== What you need to do ==
Copy out each line of the data that holds the word "BRGAAP".

Dataset items
------

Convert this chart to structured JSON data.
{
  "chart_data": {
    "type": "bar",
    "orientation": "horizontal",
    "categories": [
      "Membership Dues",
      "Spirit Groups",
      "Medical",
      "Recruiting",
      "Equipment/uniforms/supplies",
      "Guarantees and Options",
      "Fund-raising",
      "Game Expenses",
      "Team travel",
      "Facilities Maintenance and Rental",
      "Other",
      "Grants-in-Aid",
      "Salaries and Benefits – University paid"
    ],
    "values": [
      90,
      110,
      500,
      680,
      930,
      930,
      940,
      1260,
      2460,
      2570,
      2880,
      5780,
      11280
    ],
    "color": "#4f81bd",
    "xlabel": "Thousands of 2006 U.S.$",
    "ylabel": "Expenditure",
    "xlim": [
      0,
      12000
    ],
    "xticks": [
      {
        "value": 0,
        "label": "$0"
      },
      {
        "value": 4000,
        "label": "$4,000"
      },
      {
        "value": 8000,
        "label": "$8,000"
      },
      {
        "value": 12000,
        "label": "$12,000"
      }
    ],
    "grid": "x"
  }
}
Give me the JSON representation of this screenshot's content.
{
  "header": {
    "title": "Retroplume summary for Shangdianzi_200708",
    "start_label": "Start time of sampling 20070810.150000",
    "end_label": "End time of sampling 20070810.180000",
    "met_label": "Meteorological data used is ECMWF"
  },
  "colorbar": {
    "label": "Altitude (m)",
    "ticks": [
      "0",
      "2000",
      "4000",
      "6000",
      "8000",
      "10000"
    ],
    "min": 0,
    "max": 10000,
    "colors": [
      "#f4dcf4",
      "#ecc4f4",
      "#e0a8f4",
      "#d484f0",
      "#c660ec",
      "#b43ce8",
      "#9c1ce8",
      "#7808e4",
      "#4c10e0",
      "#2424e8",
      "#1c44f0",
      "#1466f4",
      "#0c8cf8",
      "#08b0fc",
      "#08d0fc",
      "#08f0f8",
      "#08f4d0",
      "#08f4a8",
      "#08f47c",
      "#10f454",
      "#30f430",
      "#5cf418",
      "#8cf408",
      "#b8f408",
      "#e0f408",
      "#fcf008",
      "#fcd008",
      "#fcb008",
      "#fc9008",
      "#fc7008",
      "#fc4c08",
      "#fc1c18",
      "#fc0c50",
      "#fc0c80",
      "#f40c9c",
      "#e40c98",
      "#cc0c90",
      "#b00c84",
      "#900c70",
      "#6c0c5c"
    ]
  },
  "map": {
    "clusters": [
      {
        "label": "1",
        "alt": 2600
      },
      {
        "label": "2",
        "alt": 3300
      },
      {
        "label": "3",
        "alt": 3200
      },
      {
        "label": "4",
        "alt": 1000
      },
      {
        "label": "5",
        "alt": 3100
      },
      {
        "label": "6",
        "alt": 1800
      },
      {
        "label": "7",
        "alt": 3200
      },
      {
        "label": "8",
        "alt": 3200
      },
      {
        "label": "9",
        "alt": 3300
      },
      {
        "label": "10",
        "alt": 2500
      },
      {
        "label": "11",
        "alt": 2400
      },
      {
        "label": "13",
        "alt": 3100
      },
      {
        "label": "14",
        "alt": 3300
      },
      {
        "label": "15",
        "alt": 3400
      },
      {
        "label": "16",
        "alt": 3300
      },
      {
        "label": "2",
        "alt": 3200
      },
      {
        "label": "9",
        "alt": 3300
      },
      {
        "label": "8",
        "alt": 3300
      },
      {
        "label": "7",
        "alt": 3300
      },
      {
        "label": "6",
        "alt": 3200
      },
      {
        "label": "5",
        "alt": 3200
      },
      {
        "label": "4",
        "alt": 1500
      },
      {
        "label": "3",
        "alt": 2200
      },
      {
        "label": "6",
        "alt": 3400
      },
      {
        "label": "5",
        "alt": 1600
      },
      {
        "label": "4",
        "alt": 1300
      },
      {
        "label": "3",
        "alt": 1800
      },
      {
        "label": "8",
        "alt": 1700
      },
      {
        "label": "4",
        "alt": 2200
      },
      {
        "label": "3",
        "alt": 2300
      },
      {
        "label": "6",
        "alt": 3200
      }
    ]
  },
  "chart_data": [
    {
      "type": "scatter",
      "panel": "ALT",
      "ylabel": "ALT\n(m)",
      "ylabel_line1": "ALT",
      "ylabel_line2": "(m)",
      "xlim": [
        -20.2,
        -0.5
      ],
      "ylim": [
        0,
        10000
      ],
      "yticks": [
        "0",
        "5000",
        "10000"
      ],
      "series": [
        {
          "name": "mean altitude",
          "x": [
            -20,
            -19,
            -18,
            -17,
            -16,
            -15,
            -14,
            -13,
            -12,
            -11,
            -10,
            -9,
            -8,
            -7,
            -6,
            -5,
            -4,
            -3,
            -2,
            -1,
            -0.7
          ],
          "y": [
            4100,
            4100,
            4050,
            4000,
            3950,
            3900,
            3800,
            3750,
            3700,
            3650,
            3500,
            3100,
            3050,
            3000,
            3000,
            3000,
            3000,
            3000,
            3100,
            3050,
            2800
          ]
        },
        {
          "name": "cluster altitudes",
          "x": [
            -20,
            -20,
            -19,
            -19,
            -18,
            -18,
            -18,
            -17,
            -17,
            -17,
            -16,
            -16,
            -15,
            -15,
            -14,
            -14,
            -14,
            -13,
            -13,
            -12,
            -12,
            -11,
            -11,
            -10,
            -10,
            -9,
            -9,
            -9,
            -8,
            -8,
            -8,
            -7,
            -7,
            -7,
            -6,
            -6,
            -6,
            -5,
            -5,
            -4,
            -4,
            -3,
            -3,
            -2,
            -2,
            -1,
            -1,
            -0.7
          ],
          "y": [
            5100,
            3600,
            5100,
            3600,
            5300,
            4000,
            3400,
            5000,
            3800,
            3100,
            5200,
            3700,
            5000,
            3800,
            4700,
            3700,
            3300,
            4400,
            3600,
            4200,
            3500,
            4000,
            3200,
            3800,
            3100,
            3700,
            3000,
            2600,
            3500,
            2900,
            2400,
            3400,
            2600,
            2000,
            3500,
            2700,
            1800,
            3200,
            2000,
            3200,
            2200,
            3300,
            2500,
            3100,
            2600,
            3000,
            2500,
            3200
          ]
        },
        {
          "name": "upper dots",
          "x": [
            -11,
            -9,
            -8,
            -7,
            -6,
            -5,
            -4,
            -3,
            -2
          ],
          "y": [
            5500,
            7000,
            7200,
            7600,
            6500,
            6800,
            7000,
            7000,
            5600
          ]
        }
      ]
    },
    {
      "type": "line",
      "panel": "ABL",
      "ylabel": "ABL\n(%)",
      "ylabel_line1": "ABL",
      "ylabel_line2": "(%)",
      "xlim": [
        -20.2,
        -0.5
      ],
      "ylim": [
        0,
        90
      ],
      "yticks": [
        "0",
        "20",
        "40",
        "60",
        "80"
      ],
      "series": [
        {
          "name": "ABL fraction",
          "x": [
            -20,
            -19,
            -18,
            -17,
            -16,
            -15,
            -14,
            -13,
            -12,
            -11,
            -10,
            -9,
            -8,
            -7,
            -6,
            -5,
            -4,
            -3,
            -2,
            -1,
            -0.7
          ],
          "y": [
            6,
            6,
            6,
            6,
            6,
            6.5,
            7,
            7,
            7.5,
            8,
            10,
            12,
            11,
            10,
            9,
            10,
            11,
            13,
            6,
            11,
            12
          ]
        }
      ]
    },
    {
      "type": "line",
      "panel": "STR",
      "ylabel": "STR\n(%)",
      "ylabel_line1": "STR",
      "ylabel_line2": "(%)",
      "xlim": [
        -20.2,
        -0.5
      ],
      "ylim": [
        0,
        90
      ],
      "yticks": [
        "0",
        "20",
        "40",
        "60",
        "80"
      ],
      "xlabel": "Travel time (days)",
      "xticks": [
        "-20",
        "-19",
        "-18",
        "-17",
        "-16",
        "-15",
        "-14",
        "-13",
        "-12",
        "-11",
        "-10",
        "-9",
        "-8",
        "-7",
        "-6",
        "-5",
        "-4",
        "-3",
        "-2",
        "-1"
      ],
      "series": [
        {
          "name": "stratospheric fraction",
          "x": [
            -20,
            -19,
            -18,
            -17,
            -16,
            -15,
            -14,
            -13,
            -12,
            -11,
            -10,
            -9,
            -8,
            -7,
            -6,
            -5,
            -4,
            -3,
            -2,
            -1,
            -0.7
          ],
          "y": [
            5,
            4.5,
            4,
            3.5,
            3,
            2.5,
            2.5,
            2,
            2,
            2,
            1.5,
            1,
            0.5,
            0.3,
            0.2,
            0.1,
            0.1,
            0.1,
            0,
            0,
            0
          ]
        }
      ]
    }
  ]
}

------

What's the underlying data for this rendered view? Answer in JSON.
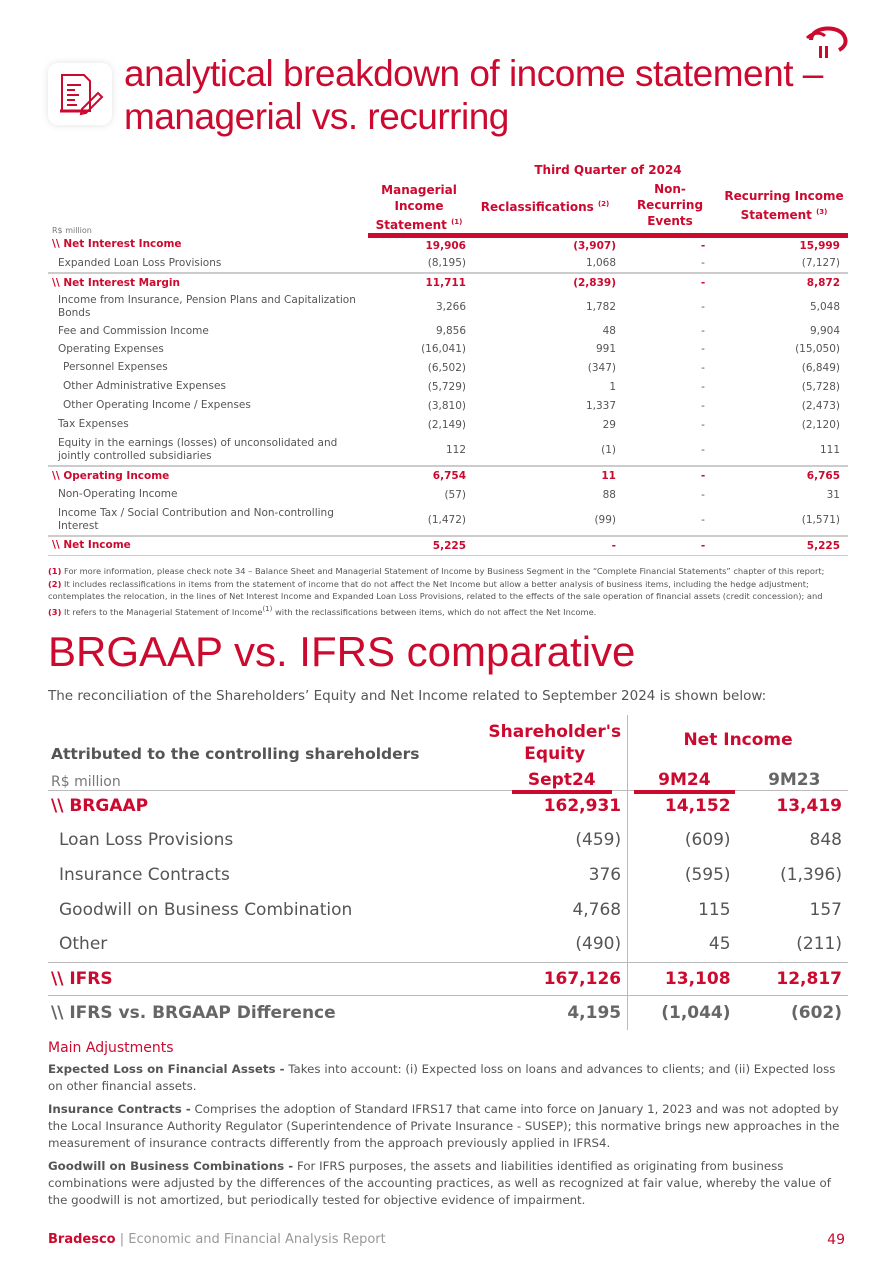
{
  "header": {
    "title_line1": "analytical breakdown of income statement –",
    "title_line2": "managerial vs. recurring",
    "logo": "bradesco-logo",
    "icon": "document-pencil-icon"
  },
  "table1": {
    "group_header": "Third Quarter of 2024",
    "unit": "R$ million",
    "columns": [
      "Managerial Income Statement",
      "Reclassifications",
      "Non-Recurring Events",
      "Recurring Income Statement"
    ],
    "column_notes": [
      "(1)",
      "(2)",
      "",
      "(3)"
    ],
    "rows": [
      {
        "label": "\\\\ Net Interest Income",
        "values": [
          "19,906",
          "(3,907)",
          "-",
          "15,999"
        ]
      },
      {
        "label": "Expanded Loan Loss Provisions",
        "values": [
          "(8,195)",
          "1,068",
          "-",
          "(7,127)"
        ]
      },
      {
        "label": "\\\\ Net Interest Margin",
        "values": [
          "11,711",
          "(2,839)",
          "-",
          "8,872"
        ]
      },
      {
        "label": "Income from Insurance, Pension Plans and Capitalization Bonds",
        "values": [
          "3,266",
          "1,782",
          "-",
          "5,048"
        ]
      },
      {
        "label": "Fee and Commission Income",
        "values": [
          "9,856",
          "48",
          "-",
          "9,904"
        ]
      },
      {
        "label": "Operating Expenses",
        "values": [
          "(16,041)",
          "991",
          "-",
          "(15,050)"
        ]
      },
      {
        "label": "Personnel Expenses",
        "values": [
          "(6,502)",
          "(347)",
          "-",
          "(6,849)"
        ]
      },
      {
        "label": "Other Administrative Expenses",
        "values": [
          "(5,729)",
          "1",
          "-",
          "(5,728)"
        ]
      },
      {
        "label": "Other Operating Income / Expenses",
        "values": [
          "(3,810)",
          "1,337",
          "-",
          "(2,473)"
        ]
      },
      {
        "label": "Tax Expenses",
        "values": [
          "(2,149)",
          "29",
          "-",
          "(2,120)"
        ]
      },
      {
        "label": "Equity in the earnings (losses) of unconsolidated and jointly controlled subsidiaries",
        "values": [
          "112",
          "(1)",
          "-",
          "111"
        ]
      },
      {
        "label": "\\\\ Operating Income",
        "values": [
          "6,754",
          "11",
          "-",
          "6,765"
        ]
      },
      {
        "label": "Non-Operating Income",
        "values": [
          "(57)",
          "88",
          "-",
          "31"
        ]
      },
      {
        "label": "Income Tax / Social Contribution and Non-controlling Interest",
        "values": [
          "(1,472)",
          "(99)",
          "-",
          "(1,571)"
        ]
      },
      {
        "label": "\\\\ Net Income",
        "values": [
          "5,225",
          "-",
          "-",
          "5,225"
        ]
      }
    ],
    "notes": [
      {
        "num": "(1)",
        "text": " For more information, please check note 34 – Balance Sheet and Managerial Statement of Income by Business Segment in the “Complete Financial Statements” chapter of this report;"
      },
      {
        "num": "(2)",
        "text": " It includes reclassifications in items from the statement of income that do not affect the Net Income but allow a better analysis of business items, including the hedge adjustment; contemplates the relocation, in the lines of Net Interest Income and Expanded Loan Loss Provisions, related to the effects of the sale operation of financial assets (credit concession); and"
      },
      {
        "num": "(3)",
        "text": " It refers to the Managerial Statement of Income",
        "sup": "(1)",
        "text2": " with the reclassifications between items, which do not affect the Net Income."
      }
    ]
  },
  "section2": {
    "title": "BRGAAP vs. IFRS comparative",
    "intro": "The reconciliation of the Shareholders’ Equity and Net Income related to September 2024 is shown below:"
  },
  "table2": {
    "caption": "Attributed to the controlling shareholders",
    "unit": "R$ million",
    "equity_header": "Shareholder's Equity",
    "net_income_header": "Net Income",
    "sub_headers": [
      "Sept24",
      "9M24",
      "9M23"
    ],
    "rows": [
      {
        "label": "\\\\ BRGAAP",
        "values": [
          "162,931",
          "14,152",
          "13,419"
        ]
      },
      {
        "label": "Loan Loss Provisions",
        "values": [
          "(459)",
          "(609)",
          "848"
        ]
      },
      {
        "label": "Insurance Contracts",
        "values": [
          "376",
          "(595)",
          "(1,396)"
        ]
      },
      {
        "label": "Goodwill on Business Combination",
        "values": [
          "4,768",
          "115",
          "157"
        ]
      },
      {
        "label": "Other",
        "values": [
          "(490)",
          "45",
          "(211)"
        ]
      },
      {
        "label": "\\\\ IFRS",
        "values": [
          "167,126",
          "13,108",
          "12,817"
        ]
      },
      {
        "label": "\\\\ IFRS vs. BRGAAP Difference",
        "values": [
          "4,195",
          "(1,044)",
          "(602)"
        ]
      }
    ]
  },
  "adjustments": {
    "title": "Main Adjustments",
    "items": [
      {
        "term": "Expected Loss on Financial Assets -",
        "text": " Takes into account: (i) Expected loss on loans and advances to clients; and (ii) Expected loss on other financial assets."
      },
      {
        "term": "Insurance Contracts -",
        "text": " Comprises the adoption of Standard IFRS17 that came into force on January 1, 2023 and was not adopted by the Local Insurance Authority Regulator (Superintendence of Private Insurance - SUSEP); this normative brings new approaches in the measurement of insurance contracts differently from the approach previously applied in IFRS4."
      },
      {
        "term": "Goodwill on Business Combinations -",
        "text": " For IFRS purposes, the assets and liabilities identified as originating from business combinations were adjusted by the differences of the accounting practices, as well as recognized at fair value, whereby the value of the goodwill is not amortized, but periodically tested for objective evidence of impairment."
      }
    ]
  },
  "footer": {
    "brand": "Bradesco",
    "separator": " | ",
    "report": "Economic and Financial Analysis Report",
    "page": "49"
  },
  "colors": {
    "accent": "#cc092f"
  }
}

------

== Completed task ==
    "title": "BRGAAP vs. IFRS comparative",
        "label": "\\\\ BRGAAP",
        "label": "\\\\ IFRS vs. BRGAAP Difference",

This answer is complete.